##### Data #####
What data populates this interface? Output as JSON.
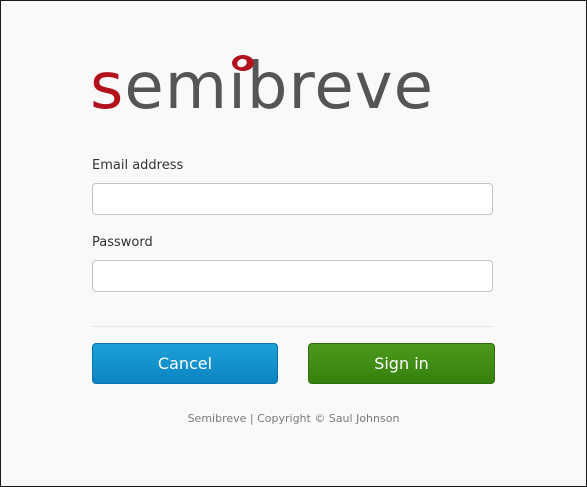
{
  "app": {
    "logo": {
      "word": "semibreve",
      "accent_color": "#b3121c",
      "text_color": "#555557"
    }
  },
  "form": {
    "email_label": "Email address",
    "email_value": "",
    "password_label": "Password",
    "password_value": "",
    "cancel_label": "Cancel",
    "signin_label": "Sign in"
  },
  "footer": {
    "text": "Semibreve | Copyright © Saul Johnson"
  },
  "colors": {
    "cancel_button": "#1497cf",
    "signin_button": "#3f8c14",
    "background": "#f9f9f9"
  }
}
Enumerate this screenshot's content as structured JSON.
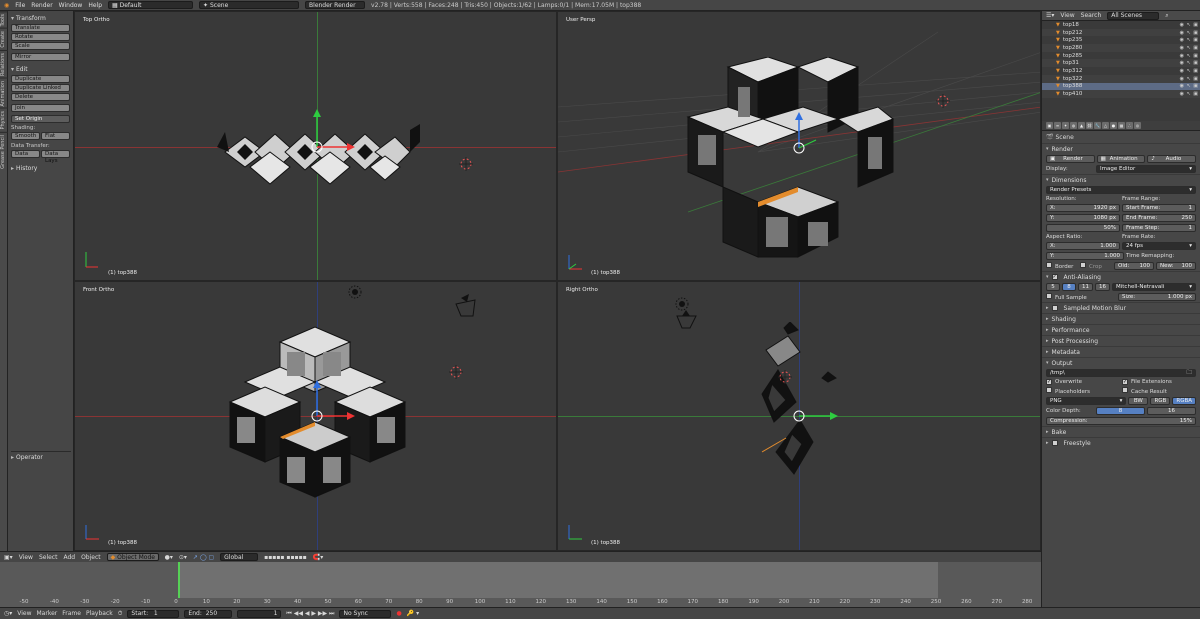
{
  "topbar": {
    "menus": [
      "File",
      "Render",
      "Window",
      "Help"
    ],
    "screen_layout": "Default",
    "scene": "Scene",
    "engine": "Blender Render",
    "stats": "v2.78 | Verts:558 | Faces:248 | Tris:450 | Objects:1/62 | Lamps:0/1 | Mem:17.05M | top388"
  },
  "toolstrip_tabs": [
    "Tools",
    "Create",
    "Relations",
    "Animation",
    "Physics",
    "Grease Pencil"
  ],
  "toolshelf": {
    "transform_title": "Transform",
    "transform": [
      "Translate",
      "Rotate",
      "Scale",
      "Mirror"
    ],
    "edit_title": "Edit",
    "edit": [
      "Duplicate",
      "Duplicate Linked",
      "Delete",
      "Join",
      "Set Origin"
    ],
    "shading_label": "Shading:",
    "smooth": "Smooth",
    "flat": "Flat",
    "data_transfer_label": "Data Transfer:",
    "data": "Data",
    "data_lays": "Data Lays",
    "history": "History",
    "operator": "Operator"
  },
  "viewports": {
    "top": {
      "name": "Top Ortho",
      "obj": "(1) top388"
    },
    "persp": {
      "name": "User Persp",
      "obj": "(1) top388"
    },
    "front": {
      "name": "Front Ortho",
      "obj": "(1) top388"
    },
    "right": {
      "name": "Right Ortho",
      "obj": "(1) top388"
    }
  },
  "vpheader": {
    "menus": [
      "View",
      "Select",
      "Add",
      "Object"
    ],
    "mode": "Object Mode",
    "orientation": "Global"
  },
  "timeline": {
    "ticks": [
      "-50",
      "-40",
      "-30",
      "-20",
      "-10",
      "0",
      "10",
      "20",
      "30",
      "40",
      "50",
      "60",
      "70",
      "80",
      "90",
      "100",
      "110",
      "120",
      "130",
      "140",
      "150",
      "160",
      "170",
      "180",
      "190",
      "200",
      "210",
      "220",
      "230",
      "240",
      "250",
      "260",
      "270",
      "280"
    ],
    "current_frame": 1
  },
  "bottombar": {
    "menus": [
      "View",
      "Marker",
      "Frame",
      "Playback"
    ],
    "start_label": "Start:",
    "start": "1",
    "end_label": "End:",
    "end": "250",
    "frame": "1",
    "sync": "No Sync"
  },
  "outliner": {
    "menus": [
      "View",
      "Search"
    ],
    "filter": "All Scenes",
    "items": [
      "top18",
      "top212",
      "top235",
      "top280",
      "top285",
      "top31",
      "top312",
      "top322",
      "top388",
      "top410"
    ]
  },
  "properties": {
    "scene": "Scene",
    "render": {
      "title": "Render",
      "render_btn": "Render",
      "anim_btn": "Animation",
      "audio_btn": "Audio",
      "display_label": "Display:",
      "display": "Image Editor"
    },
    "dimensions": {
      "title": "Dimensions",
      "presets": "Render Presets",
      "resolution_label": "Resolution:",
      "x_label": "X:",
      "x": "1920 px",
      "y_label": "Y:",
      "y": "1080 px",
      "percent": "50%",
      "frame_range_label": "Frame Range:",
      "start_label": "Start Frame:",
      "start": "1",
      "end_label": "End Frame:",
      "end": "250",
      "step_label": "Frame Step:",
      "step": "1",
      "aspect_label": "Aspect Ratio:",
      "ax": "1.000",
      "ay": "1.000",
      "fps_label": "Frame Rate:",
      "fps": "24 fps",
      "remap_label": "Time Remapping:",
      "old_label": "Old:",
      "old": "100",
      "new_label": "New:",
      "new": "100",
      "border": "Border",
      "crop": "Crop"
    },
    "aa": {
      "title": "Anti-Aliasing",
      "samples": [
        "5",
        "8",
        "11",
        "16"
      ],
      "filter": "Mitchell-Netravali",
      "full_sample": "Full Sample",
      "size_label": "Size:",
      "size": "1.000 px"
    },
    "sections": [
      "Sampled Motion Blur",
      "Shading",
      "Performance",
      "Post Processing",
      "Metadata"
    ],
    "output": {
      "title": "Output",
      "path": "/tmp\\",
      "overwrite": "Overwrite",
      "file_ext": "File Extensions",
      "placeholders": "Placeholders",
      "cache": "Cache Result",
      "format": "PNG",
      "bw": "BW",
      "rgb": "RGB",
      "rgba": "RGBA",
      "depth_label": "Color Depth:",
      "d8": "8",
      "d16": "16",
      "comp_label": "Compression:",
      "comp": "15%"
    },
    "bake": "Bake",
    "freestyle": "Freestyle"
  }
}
#####
The exercise:
Retype the whole listing exactly and leave the pictures out.

Answer to this exercise:
What data populates this interface? Output as JSON.
{
  "app": {
    "logo": {
      "word": "semibreve",
      "accent_color": "#b3121c",
      "text_color": "#555557"
    }
  },
  "form": {
    "email_label": "Email address",
    "email_value": "",
    "password_label": "Password",
    "password_value": "",
    "cancel_label": "Cancel",
    "signin_label": "Sign in"
  },
  "footer": {
    "text": "Semibreve | Copyright © Saul Johnson"
  },
  "colors": {
    "cancel_button": "#1497cf",
    "signin_button": "#3f8c14",
    "background": "#f9f9f9"
  }
}
Enumerate this screenshot's content as structured JSON.
{
  "topbar": {
    "menus": [
      "File",
      "Render",
      "Window",
      "Help"
    ],
    "screen_layout": "Default",
    "scene": "Scene",
    "engine": "Blender Render",
    "stats": "v2.78 | Verts:558 | Faces:248 | Tris:450 | Objects:1/62 | Lamps:0/1 | Mem:17.05M | top388"
  },
  "toolstrip_tabs": [
    "Tools",
    "Create",
    "Relations",
    "Animation",
    "Physics",
    "Grease Pencil"
  ],
  "toolshelf": {
    "transform_title": "Transform",
    "transform": [
      "Translate",
      "Rotate",
      "Scale",
      "Mirror"
    ],
    "edit_title": "Edit",
    "edit": [
      "Duplicate",
      "Duplicate Linked",
      "Delete",
      "Join",
      "Set Origin"
    ],
    "shading_label": "Shading:",
    "smooth": "Smooth",
    "flat": "Flat",
    "data_transfer_label": "Data Transfer:",
    "data": "Data",
    "data_lays": "Data Lays",
    "history": "History",
    "operator": "Operator"
  },
  "viewports": {
    "top": {
      "name": "Top Ortho",
      "obj": "(1) top388"
    },
    "persp": {
      "name": "User Persp",
      "obj": "(1) top388"
    },
    "front": {
      "name": "Front Ortho",
      "obj": "(1) top388"
    },
    "right": {
      "name": "Right Ortho",
      "obj": "(1) top388"
    }
  },
  "vpheader": {
    "menus": [
      "View",
      "Select",
      "Add",
      "Object"
    ],
    "mode": "Object Mode",
    "orientation": "Global"
  },
  "timeline": {
    "ticks": [
      "-50",
      "-40",
      "-30",
      "-20",
      "-10",
      "0",
      "10",
      "20",
      "30",
      "40",
      "50",
      "60",
      "70",
      "80",
      "90",
      "100",
      "110",
      "120",
      "130",
      "140",
      "150",
      "160",
      "170",
      "180",
      "190",
      "200",
      "210",
      "220",
      "230",
      "240",
      "250",
      "260",
      "270",
      "280"
    ],
    "current_frame": 1
  },
  "bottombar": {
    "menus": [
      "View",
      "Marker",
      "Frame",
      "Playback"
    ],
    "start_label": "Start:",
    "start": "1",
    "end_label": "End:",
    "end": "250",
    "frame": "1",
    "sync": "No Sync"
  },
  "outliner": {
    "menus": [
      "View",
      "Search"
    ],
    "filter": "All Scenes",
    "items": [
      "top18",
      "top212",
      "top235",
      "top280",
      "top285",
      "top31",
      "top312",
      "top322",
      "top388",
      "top410"
    ]
  },
  "properties": {
    "scene": "Scene",
    "render": {
      "title": "Render",
      "render_btn": "Render",
      "anim_btn": "Animation",
      "audio_btn": "Audio",
      "display_label": "Display:",
      "display": "Image Editor"
    },
    "dimensions": {
      "title": "Dimensions",
      "presets": "Render Presets",
      "resolution_label": "Resolution:",
      "x_label": "X:",
      "x": "1920 px",
      "y_label": "Y:",
      "y": "1080 px",
      "percent": "50%",
      "frame_range_label": "Frame Range:",
      "start_label": "Start Frame:",
      "start": "1",
      "end_label": "End Frame:",
      "end": "250",
      "step_label": "Frame Step:",
      "step": "1",
      "aspect_label": "Aspect Ratio:",
      "ax": "1.000",
      "ay": "1.000",
      "fps_label": "Frame Rate:",
      "fps": "24 fps",
      "remap_label": "Time Remapping:",
      "old_label": "Old:",
      "old": "100",
      "new_label": "New:",
      "new": "100",
      "border": "Border",
      "crop": "Crop"
    },
    "aa": {
      "title": "Anti-Aliasing",
      "samples": [
        "5",
        "8",
        "11",
        "16"
      ],
      "filter": "Mitchell-Netravali",
      "full_sample": "Full Sample",
      "size_label": "Size:",
      "size": "1.000 px"
    },
    "sections": [
      "Sampled Motion Blur",
      "Shading",
      "Performance",
      "Post Processing",
      "Metadata"
    ],
    "output": {
      "title": "Output",
      "path": "/tmp\\",
      "overwrite": "Overwrite",
      "file_ext": "File Extensions",
      "placeholders": "Placeholders",
      "cache": "Cache Result",
      "format": "PNG",
      "bw": "BW",
      "rgb": "RGB",
      "rgba": "RGBA",
      "depth_label": "Color Depth:",
      "d8": "8",
      "d16": "16",
      "comp_label": "Compression:",
      "comp": "15%"
    },
    "bake": "Bake",
    "freestyle": "Freestyle"
  }
}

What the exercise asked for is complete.